→ Directions for this task
Please give every record below again exactly, and keep the pictures out.

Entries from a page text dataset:
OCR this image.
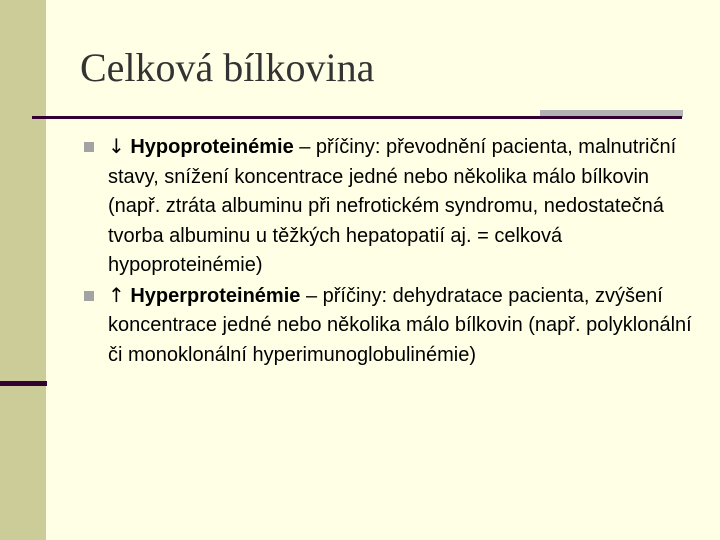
Celková bílkovina
↓ Hypoproteinémie – příčiny: převodnění pacienta, malnutriční stavy, snížení koncentrace jedné nebo několika málo bílkovin (např. ztráta albuminu při nefrotickém syndromu, nedostatečná tvorba albuminu u těžkých hepatopatií aj. = celková hypoproteinémie)
↑ Hyperproteinémie – příčiny: dehydratace pacienta, zvýšení koncentrace jedné nebo několika málo bílkovin (např. polyklonální či monoklonální hyperimunoglobulinémie)
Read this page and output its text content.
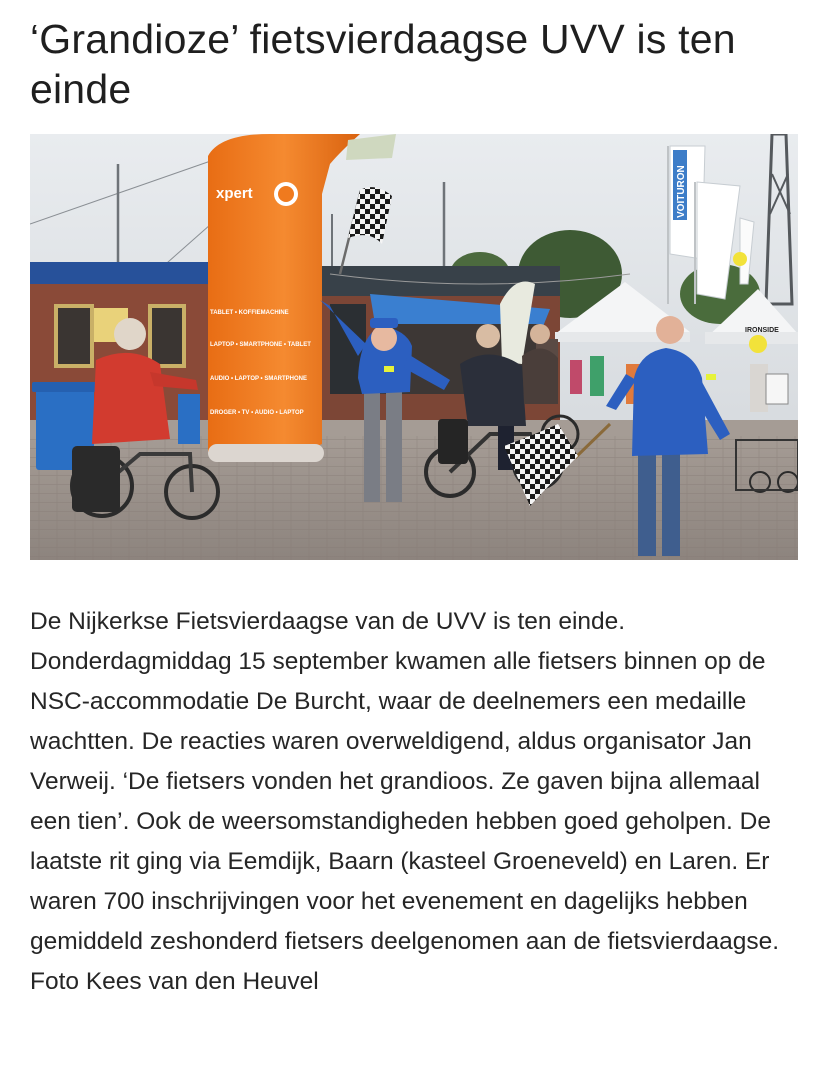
‘Grandioze’ fietsvierdaagse UVV is ten einde
IRONSIDE
VOITURON
xpert
TABLET • KOFFIEMACHINE
LAPTOP • SMARTPHONE • TABLET
AUDIO • LAPTOP • SMARTPHONE
DROGER • TV • AUDIO • LAPTOP

De Nijkerkse Fietsvierdaagse van de UVV is ten einde. Donderdagmiddag 15 september kwamen alle fietsers binnen op de NSC-accommodatie De Burcht, waar de deelnemers een medaille wachtten. De reacties waren overweldigend, aldus organisator Jan Verweij. ‘De fietsers vonden het grandioos. Ze gaven bijna allemaal een tien’. Ook de weersomstandigheden hebben goed geholpen. De laatste rit ging via Eemdijk, Baarn (kasteel Groeneveld) en Laren. Er waren 700 inschrijvingen voor het evenement en dagelijks hebben gemiddeld zeshonderd fietsers deelgenomen aan de fietsvierdaagse. Foto Kees van den Heuvel
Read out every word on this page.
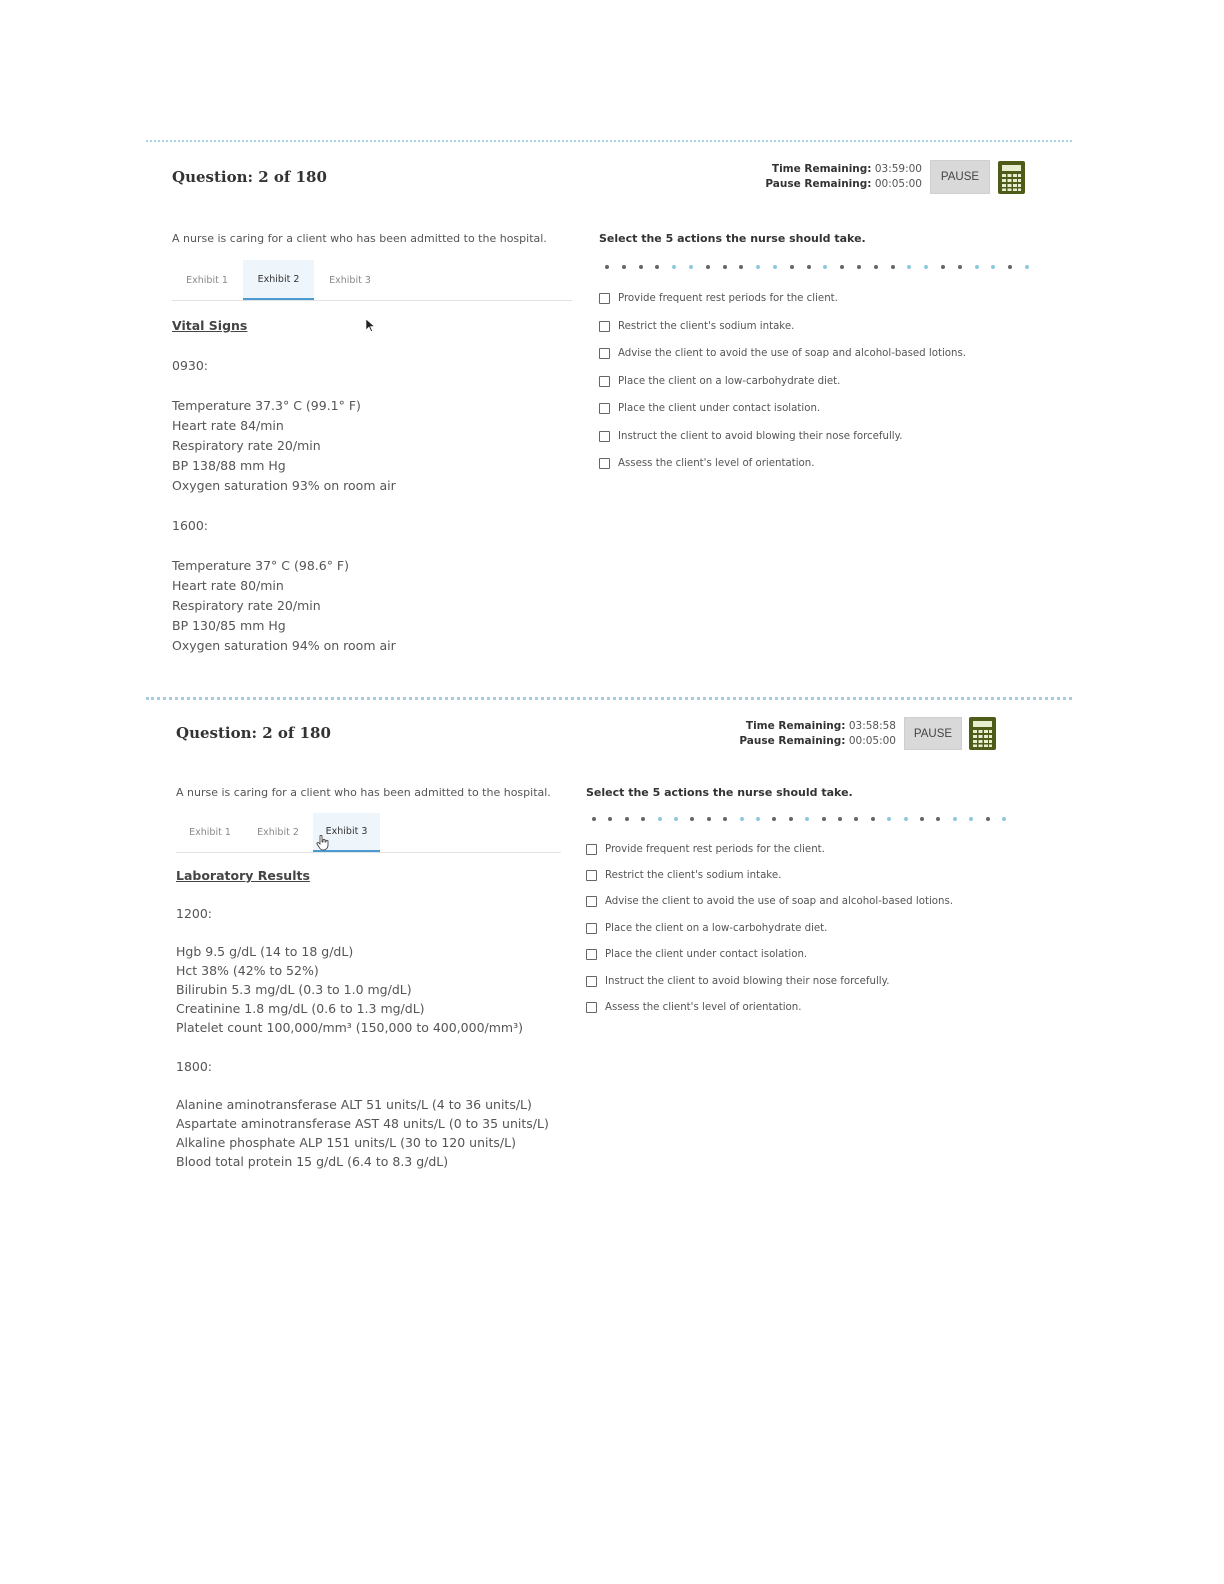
Question: 2 of 180	Time Remaining: 03:59:00
Pause Remaining: 00:05:00
PAUSE
A nurse is caring for a client who has been admitted to the hospital.
Exhibit 1	Exhibit 2	Exhibit 3
Vital Signs
0930:
Temperature 37.3° C (99.1° F)
Heart rate 84/min
Respiratory rate 20/min
BP 138/88 mm Hg
Oxygen saturation 93% on room air
1600:
Temperature 37° C (98.6° F)
Heart rate 80/min
Respiratory rate 20/min
BP 130/85 mm Hg
Oxygen saturation 94% on room air
Select the 5 actions the nurse should take.
Provide frequent rest periods for the client.
Restrict the client's sodium intake.
Advise the client to avoid the use of soap and alcohol-based lotions.
Place the client on a low-carbohydrate diet.
Place the client under contact isolation.
Instruct the client to avoid blowing their nose forcefully.
Assess the client's level of orientation.
Question: 2 of 180	Time Remaining: 03:58:58
Pause Remaining: 00:05:00
PAUSE
A nurse is caring for a client who has been admitted to the hospital.
Exhibit 1	Exhibit 2	Exhibit 3
Laboratory Results
1200:
Hgb 9.5 g/dL (14 to 18 g/dL)
Hct 38% (42% to 52%)
Bilirubin 5.3 mg/dL (0.3 to 1.0 mg/dL)
Creatinine 1.8 mg/dL (0.6 to 1.3 mg/dL)
Platelet count 100,000/mm³ (150,000 to 400,000/mm³)
1800:
Alanine aminotransferase ALT 51 units/L (4 to 36 units/L)
Aspartate aminotransferase AST 48 units/L (0 to 35 units/L)
Alkaline phosphate ALP 151 units/L (30 to 120 units/L)
Blood total protein 15 g/dL (6.4 to 8.3 g/dL)
Select the 5 actions the nurse should take.
Provide frequent rest periods for the client.
Restrict the client's sodium intake.
Advise the client to avoid the use of soap and alcohol-based lotions.
Place the client on a low-carbohydrate diet.
Place the client under contact isolation.
Instruct the client to avoid blowing their nose forcefully.
Assess the client's level of orientation.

→ Expected output
OCR this image.
Celková bílkovina
↓ Hypoproteinémie – příčiny: převodnění pacienta, malnutriční stavy, snížení koncentrace jedné nebo několika málo bílkovin (např. ztráta albuminu při nefrotickém syndromu, nedostatečná tvorba albuminu u těžkých hepatopatií aj. = celková hypoproteinémie)
↑ Hyperproteinémie – příčiny: dehydratace pacienta, zvýšení koncentrace jedné nebo několika málo bílkovin (např. polyklonální či monoklonální hyperimunoglobulinémie)
Read this page and output its text content.
‘Grandioze’ fietsvierdaagse UVV is ten einde
IRONSIDE
VOITURON
xpert
TABLET • KOFFIEMACHINE
LAPTOP • SMARTPHONE • TABLET
AUDIO • LAPTOP • SMARTPHONE
DROGER • TV • AUDIO • LAPTOP

De Nijkerkse Fietsvierdaagse van de UVV is ten einde. Donderdagmiddag 15 september kwamen alle fietsers binnen op de NSC-accommodatie De Burcht, waar de deelnemers een medaille wachtten. De reacties waren overweldigend, aldus organisator Jan Verweij. ‘De fietsers vonden het grandioos. Ze gaven bijna allemaal een tien’. Ook de weersomstandigheden hebben goed geholpen. De laatste rit ging via Eemdijk, Baarn (kasteel Groeneveld) en Laren. Er waren 700 inschrijvingen voor het evenement en dagelijks hebben gemiddeld zeshonderd fietsers deelgenomen aan de fietsvierdaagse. Foto Kees van den Heuvel
Read out every word on this page.
Question: 2 of 180	Time Remaining: 03:59:00
Pause Remaining: 00:05:00
PAUSE
A nurse is caring for a client who has been admitted to the hospital.
Exhibit 1	Exhibit 2	Exhibit 3
Vital Signs
0930:
Temperature 37.3° C (99.1° F)
Heart rate 84/min
Respiratory rate 20/min
BP 138/88 mm Hg
Oxygen saturation 93% on room air
1600:
Temperature 37° C (98.6° F)
Heart rate 80/min
Respiratory rate 20/min
BP 130/85 mm Hg
Oxygen saturation 94% on room air
Select the 5 actions the nurse should take.
Provide frequent rest periods for the client.
Restrict the client's sodium intake.
Advise the client to avoid the use of soap and alcohol-based lotions.
Place the client on a low-carbohydrate diet.
Place the client under contact isolation.
Instruct the client to avoid blowing their nose forcefully.
Assess the client's level of orientation.
Question: 2 of 180	Time Remaining: 03:58:58
Pause Remaining: 00:05:00
PAUSE
A nurse is caring for a client who has been admitted to the hospital.
Exhibit 1	Exhibit 2	Exhibit 3
Laboratory Results
1200:
Hgb 9.5 g/dL (14 to 18 g/dL)
Hct 38% (42% to 52%)
Bilirubin 5.3 mg/dL (0.3 to 1.0 mg/dL)
Creatinine 1.8 mg/dL (0.6 to 1.3 mg/dL)
Platelet count 100,000/mm³ (150,000 to 400,000/mm³)
1800:
Alanine aminotransferase ALT 51 units/L (4 to 36 units/L)
Aspartate aminotransferase AST 48 units/L (0 to 35 units/L)
Alkaline phosphate ALP 151 units/L (30 to 120 units/L)
Blood total protein 15 g/dL (6.4 to 8.3 g/dL)
Select the 5 actions the nurse should take.
Provide frequent rest periods for the client.
Restrict the client's sodium intake.
Advise the client to avoid the use of soap and alcohol-based lotions.
Place the client on a low-carbohydrate diet.
Place the client under contact isolation.
Instruct the client to avoid blowing their nose forcefully.
Assess the client's level of orientation.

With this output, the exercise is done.